§ **Exercise**
Search the material for the string "values" and copy each line where it occurs.

::: Data rows :::

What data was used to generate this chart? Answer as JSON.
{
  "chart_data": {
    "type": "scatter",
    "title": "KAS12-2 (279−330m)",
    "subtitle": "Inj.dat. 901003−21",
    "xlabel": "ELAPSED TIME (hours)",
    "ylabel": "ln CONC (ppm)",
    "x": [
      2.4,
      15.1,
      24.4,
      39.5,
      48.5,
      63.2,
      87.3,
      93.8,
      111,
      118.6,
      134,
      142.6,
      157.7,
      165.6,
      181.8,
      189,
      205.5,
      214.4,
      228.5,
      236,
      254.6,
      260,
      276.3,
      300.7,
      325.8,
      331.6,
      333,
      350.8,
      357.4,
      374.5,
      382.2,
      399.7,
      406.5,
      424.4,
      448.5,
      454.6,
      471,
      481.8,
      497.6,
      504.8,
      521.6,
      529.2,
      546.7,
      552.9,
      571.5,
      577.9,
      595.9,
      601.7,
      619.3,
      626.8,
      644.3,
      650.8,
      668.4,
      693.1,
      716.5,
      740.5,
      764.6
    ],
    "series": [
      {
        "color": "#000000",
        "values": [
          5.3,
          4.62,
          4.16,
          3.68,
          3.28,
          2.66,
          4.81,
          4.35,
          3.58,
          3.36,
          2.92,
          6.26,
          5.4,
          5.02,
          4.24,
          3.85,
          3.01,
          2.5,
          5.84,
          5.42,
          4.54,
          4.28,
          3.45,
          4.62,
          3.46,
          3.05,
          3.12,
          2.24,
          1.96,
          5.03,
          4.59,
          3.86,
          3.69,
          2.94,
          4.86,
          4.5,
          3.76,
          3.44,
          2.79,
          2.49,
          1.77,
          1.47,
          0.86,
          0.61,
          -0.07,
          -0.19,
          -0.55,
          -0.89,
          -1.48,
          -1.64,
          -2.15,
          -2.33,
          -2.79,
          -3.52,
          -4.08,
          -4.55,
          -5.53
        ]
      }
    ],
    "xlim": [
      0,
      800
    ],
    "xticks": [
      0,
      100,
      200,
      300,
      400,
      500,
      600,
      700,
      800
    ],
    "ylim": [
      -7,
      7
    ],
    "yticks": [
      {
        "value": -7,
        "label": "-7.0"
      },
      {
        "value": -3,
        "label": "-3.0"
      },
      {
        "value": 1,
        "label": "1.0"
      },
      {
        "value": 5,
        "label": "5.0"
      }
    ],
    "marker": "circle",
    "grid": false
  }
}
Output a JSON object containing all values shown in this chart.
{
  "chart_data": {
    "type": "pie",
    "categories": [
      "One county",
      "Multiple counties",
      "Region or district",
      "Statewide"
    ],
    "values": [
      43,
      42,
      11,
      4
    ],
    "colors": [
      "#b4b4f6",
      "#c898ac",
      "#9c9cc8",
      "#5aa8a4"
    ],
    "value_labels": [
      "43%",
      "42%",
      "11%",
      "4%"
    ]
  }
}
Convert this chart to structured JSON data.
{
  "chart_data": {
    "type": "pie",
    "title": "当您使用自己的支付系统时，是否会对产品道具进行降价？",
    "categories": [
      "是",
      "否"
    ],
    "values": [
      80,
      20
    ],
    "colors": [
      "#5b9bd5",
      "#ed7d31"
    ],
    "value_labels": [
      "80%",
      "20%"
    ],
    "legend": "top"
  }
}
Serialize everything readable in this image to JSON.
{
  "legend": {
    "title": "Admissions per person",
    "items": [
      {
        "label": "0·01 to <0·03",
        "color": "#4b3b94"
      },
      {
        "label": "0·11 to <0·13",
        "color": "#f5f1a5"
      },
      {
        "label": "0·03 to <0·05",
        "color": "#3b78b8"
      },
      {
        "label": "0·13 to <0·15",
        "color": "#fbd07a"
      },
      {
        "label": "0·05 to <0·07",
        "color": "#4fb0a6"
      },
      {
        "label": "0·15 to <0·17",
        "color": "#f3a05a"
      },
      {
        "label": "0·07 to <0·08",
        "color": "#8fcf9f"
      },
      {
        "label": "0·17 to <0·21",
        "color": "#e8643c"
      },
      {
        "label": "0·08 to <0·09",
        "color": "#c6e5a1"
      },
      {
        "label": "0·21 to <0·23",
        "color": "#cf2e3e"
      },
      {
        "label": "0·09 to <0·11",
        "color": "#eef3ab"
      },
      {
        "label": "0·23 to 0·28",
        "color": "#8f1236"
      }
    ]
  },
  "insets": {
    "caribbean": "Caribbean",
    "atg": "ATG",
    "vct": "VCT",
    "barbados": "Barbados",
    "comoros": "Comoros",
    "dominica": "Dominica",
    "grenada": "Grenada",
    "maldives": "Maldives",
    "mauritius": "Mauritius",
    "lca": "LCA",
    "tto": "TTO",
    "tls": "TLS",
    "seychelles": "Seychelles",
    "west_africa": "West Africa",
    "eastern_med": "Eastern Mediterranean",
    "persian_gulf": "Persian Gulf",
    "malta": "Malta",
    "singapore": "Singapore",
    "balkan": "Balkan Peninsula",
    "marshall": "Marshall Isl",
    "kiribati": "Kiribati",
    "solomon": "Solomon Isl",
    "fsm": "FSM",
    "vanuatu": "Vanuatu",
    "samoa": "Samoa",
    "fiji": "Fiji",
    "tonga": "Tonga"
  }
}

:::

§ **Task result**
        "values": [
Output a JSON object containing all values shown in this chart.
    "values": [
    "values": [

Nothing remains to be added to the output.